• **Your goal**: Your task is to reproduce the entries below word for word.

(Data records)
============

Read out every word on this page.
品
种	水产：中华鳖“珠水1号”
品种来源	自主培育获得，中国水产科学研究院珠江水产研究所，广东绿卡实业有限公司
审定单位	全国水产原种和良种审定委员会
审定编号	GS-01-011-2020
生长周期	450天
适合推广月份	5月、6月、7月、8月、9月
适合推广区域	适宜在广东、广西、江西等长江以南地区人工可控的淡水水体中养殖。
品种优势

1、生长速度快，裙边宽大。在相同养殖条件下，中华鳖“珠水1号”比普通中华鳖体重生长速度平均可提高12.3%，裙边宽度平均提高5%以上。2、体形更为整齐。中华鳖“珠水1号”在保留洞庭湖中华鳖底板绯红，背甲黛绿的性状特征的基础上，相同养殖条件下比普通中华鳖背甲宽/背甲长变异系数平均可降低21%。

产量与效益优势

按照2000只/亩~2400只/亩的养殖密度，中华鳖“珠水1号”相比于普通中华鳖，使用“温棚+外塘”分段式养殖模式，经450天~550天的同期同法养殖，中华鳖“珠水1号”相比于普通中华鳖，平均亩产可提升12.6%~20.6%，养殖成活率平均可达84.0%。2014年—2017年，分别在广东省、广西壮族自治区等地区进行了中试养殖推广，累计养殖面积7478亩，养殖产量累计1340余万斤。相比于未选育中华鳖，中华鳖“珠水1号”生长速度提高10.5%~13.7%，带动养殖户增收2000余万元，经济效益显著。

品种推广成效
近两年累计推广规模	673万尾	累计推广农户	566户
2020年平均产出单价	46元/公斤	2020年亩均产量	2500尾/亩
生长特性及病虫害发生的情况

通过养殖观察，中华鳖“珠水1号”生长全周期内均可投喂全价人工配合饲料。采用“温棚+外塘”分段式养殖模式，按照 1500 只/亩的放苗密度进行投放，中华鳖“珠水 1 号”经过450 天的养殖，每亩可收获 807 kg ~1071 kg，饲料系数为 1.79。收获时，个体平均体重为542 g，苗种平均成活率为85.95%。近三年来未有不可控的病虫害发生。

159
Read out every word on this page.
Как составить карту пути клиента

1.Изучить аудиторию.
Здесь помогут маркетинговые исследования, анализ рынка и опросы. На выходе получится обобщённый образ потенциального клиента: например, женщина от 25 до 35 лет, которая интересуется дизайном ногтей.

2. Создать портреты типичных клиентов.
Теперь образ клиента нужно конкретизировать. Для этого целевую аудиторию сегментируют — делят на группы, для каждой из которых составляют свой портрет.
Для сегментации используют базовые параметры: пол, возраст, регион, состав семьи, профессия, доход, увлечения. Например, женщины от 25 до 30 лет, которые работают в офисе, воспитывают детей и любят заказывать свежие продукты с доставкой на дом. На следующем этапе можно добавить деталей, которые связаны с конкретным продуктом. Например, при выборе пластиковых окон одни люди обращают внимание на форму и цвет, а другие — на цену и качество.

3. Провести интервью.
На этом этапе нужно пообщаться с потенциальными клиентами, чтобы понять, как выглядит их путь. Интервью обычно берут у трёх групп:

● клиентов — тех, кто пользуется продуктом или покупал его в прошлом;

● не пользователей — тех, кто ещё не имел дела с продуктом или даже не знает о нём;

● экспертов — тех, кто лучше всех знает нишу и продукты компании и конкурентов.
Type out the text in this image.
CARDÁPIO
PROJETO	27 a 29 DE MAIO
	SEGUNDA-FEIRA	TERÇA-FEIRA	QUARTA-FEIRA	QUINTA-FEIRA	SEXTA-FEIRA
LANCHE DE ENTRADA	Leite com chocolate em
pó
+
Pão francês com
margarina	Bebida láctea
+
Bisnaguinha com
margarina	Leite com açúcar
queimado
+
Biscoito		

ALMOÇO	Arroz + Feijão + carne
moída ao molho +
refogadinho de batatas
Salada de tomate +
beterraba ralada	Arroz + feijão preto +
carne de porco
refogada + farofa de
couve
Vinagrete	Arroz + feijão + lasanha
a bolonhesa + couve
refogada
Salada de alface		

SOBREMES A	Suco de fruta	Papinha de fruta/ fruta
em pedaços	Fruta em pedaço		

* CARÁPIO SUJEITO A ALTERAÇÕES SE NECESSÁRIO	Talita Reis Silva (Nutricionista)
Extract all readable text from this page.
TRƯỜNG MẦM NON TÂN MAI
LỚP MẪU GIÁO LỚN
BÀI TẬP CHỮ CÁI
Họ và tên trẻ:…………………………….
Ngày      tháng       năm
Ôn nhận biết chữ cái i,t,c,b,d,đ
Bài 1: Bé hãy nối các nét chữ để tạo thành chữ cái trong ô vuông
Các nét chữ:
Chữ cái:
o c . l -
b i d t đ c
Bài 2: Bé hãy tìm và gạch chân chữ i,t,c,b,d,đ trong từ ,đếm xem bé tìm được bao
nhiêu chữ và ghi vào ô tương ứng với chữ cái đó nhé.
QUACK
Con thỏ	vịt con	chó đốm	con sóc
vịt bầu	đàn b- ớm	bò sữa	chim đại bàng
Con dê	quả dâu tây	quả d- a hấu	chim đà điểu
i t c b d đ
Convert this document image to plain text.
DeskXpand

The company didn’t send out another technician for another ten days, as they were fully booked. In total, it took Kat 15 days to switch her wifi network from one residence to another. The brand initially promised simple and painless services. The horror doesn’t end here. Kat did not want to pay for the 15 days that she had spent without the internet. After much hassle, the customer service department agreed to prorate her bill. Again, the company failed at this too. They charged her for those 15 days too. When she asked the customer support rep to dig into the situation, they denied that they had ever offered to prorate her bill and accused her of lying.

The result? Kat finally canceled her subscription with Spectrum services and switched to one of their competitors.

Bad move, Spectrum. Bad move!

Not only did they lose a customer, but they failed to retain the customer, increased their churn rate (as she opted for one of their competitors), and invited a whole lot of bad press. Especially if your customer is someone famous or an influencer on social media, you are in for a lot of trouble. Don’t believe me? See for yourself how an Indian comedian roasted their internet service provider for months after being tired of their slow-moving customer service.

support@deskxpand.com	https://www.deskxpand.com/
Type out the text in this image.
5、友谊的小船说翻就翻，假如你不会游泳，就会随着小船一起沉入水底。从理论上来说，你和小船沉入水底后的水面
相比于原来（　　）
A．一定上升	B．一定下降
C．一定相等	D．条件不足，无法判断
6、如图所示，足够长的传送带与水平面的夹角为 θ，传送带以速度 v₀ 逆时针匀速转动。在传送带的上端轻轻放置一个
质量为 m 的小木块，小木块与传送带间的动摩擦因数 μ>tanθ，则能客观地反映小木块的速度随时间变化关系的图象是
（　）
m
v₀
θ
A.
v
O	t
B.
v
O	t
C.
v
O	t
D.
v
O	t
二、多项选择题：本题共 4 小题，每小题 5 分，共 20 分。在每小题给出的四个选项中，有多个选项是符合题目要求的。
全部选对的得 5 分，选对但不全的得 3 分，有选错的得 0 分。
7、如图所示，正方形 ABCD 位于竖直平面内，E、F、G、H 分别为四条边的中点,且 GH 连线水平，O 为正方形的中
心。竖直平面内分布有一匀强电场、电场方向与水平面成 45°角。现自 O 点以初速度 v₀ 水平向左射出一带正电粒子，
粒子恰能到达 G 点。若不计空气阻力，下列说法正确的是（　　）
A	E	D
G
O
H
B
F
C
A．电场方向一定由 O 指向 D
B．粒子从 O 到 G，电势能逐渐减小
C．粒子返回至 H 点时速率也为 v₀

============

• **Solution for this exercise**:
Read out every word on this page.
品
种	水产：中华鳖“珠水1号”
品种来源	自主培育获得，中国水产科学研究院珠江水产研究所，广东绿卡实业有限公司
审定单位	全国水产原种和良种审定委员会
审定编号	GS-01-011-2020
生长周期	450天
适合推广月份	5月、6月、7月、8月、9月
适合推广区域	适宜在广东、广西、江西等长江以南地区人工可控的淡水水体中养殖。
品种优势

1、生长速度快，裙边宽大。在相同养殖条件下，中华鳖“珠水1号”比普通中华鳖体重生长速度平均可提高12.3%，裙边宽度平均提高5%以上。2、体形更为整齐。中华鳖“珠水1号”在保留洞庭湖中华鳖底板绯红，背甲黛绿的性状特征的基础上，相同养殖条件下比普通中华鳖背甲宽/背甲长变异系数平均可降低21%。

产量与效益优势

按照2000只/亩~2400只/亩的养殖密度，中华鳖“珠水1号”相比于普通中华鳖，使用“温棚+外塘”分段式养殖模式，经450天~550天的同期同法养殖，中华鳖“珠水1号”相比于普通中华鳖，平均亩产可提升12.6%~20.6%，养殖成活率平均可达84.0%。2014年—2017年，分别在广东省、广西壮族自治区等地区进行了中试养殖推广，累计养殖面积7478亩，养殖产量累计1340余万斤。相比于未选育中华鳖，中华鳖“珠水1号”生长速度提高10.5%~13.7%，带动养殖户增收2000余万元，经济效益显著。

品种推广成效
近两年累计推广规模	673万尾	累计推广农户	566户
2020年平均产出单价	46元/公斤	2020年亩均产量	2500尾/亩
生长特性及病虫害发生的情况

通过养殖观察，中华鳖“珠水1号”生长全周期内均可投喂全价人工配合饲料。采用“温棚+外塘”分段式养殖模式，按照 1500 只/亩的放苗密度进行投放，中华鳖“珠水 1 号”经过450 天的养殖，每亩可收获 807 kg ~1071 kg，饲料系数为 1.79。收获时，个体平均体重为542 g，苗种平均成活率为85.95%。近三年来未有不可控的病虫害发生。

159
Read out every word on this page.
Как составить карту пути клиента

1.Изучить аудиторию.
Здесь помогут маркетинговые исследования, анализ рынка и опросы. На выходе получится обобщённый образ потенциального клиента: например, женщина от 25 до 35 лет, которая интересуется дизайном ногтей.

2. Создать портреты типичных клиентов.
Теперь образ клиента нужно конкретизировать. Для этого целевую аудиторию сегментируют — делят на группы, для каждой из которых составляют свой портрет.
Для сегментации используют базовые параметры: пол, возраст, регион, состав семьи, профессия, доход, увлечения. Например, женщины от 25 до 30 лет, которые работают в офисе, воспитывают детей и любят заказывать свежие продукты с доставкой на дом. На следующем этапе можно добавить деталей, которые связаны с конкретным продуктом. Например, при выборе пластиковых окон одни люди обращают внимание на форму и цвет, а другие — на цену и качество.

3. Провести интервью.
На этом этапе нужно пообщаться с потенциальными клиентами, чтобы понять, как выглядит их путь. Интервью обычно берут у трёх групп:

● клиентов — тех, кто пользуется продуктом или покупал его в прошлом;

● не пользователей — тех, кто ещё не имел дела с продуктом или даже не знает о нём;

● экспертов — тех, кто лучше всех знает нишу и продукты компании и конкурентов.
Type out the text in this image.
CARDÁPIO
PROJETO	27 a 29 DE MAIO
	SEGUNDA-FEIRA	TERÇA-FEIRA	QUARTA-FEIRA	QUINTA-FEIRA	SEXTA-FEIRA
LANCHE DE ENTRADA	Leite com chocolate em
pó
+
Pão francês com
margarina	Bebida láctea
+
Bisnaguinha com
margarina	Leite com açúcar
queimado
+
Biscoito		

ALMOÇO	Arroz + Feijão + carne
moída ao molho +
refogadinho de batatas
Salada de tomate +
beterraba ralada	Arroz + feijão preto +
carne de porco
refogada + farofa de
couve
Vinagrete	Arroz + feijão + lasanha
a bolonhesa + couve
refogada
Salada de alface		

SOBREMES A	Suco de fruta	Papinha de fruta/ fruta
em pedaços	Fruta em pedaço		

* CARÁPIO SUJEITO A ALTERAÇÕES SE NECESSÁRIO	Talita Reis Silva (Nutricionista)
Extract all readable text from this page.
TRƯỜNG MẦM NON TÂN MAI
LỚP MẪU GIÁO LỚN
BÀI TẬP CHỮ CÁI
Họ và tên trẻ:…………………………….
Ngày      tháng       năm
Ôn nhận biết chữ cái i,t,c,b,d,đ
Bài 1: Bé hãy nối các nét chữ để tạo thành chữ cái trong ô vuông
Các nét chữ:
Chữ cái:
o c . l -
b i d t đ c
Bài 2: Bé hãy tìm và gạch chân chữ i,t,c,b,d,đ trong từ ,đếm xem bé tìm được bao
nhiêu chữ và ghi vào ô tương ứng với chữ cái đó nhé.
QUACK
Con thỏ	vịt con	chó đốm	con sóc
vịt bầu	đàn b- ớm	bò sữa	chim đại bàng
Con dê	quả dâu tây	quả d- a hấu	chim đà điểu
i t c b d đ
Convert this document image to plain text.
DeskXpand

The company didn’t send out another technician for another ten days, as they were fully booked. In total, it took Kat 15 days to switch her wifi network from one residence to another. The brand initially promised simple and painless services. The horror doesn’t end here. Kat did not want to pay for the 15 days that she had spent without the internet. After much hassle, the customer service department agreed to prorate her bill. Again, the company failed at this too. They charged her for those 15 days too. When she asked the customer support rep to dig into the situation, they denied that they had ever offered to prorate her bill and accused her of lying.

The result? Kat finally canceled her subscription with Spectrum services and switched to one of their competitors.

Bad move, Spectrum. Bad move!

Not only did they lose a customer, but they failed to retain the customer, increased their churn rate (as she opted for one of their competitors), and invited a whole lot of bad press. Especially if your customer is someone famous or an influencer on social media, you are in for a lot of trouble. Don’t believe me? See for yourself how an Indian comedian roasted their internet service provider for months after being tired of their slow-moving customer service.

support@deskxpand.com	https://www.deskxpand.com/
Type out the text in this image.
5、友谊的小船说翻就翻，假如你不会游泳，就会随着小船一起沉入水底。从理论上来说，你和小船沉入水底后的水面
相比于原来（　　）
A．一定上升	B．一定下降
C．一定相等	D．条件不足，无法判断
6、如图所示，足够长的传送带与水平面的夹角为 θ，传送带以速度 v₀ 逆时针匀速转动。在传送带的上端轻轻放置一个
质量为 m 的小木块，小木块与传送带间的动摩擦因数 μ>tanθ，则能客观地反映小木块的速度随时间变化关系的图象是
（　）
m
v₀
θ
A.
v
O	t
B.
v
O	t
C.
v
O	t
D.
v
O	t
二、多项选择题：本题共 4 小题，每小题 5 分，共 20 分。在每小题给出的四个选项中，有多个选项是符合题目要求的。
全部选对的得 5 分，选对但不全的得 3 分，有选错的得 0 分。
7、如图所示，正方形 ABCD 位于竖直平面内，E、F、G、H 分别为四条边的中点,且 GH 连线水平，O 为正方形的中
心。竖直平面内分布有一匀强电场、电场方向与水平面成 45°角。现自 O 点以初速度 v₀ 水平向左射出一带正电粒子，
粒子恰能到达 G 点。若不计空气阻力，下列说法正确的是（　　）
A	E	D
G
O
H
B
F
C
A．电场方向一定由 O 指向 D
B．粒子从 O 到 G，电势能逐渐减小
C．粒子返回至 H 点时速率也为 v₀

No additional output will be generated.